GIVEN REQUEST
Using the records provided below, locate and copy each line that contains the word "phone".

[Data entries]

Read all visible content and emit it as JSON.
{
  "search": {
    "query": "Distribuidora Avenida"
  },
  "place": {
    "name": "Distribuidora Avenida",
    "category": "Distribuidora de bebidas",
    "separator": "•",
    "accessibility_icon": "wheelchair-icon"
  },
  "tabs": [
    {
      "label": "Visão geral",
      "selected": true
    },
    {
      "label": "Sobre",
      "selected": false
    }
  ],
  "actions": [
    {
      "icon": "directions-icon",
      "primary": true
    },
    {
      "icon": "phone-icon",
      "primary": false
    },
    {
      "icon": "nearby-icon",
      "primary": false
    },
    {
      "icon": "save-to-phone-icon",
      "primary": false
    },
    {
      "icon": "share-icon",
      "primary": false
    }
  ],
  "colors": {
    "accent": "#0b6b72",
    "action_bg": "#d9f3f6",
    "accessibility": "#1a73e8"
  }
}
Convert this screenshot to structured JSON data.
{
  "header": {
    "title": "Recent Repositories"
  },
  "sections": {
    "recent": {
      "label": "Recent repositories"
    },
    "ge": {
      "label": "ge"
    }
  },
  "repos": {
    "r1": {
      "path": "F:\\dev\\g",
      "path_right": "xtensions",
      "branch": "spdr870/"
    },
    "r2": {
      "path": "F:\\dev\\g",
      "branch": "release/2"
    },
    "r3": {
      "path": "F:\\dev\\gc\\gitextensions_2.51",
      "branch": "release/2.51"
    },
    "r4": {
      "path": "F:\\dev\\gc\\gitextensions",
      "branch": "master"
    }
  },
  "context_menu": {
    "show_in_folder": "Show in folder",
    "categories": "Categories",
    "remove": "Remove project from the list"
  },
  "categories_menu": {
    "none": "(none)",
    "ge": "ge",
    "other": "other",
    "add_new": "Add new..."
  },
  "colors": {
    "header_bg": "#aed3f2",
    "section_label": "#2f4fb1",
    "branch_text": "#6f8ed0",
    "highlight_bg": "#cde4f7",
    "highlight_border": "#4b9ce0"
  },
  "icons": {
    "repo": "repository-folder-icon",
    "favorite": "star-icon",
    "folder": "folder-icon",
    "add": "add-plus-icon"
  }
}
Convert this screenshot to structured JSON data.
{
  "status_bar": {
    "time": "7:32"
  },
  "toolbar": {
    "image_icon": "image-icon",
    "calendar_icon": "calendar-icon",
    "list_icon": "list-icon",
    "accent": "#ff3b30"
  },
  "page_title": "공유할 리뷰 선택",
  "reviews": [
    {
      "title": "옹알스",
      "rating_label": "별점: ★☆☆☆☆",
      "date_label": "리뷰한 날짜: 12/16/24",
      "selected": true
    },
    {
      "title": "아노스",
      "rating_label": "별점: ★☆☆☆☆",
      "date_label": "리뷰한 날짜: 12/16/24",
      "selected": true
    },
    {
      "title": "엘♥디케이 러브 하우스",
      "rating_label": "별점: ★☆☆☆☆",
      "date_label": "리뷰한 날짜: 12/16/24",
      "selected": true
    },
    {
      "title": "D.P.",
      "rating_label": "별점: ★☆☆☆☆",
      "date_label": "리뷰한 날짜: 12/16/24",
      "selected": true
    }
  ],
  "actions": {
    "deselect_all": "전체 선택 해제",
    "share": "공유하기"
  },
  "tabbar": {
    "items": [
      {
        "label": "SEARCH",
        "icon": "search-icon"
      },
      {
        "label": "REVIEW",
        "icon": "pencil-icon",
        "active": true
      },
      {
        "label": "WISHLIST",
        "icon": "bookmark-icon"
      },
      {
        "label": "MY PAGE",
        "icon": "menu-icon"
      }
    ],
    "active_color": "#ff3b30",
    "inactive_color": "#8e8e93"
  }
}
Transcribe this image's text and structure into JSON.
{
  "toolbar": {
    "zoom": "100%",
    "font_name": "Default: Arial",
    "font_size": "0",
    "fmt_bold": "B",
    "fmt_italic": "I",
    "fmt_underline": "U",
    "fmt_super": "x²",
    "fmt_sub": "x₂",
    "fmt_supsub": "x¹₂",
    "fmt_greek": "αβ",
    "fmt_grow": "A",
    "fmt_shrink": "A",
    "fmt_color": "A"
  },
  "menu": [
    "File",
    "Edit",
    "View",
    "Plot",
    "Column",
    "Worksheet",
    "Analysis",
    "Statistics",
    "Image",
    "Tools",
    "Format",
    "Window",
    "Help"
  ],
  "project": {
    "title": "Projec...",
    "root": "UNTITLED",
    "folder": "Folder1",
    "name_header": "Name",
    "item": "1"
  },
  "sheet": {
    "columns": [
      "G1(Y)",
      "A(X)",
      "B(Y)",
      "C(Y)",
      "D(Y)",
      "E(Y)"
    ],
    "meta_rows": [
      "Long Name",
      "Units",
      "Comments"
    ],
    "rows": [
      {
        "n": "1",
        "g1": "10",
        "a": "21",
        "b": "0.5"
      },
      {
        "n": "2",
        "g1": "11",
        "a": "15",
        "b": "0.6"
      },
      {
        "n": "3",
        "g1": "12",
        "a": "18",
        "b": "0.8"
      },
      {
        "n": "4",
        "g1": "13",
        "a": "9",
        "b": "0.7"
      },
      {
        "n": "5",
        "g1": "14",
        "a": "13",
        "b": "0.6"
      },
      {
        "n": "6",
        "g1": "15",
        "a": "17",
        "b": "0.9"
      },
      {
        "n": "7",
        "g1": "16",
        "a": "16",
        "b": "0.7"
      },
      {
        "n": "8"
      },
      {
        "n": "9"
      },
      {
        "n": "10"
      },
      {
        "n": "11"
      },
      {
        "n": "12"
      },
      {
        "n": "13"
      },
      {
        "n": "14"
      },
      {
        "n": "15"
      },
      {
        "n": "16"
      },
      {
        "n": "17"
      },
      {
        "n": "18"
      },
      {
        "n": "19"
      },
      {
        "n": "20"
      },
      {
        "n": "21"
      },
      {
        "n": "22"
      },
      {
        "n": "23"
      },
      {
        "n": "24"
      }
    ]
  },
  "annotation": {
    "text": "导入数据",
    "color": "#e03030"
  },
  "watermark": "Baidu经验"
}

RESULT OF THIS EXERCISE
      "icon": "phone-icon",
      "icon": "save-to-phone-icon",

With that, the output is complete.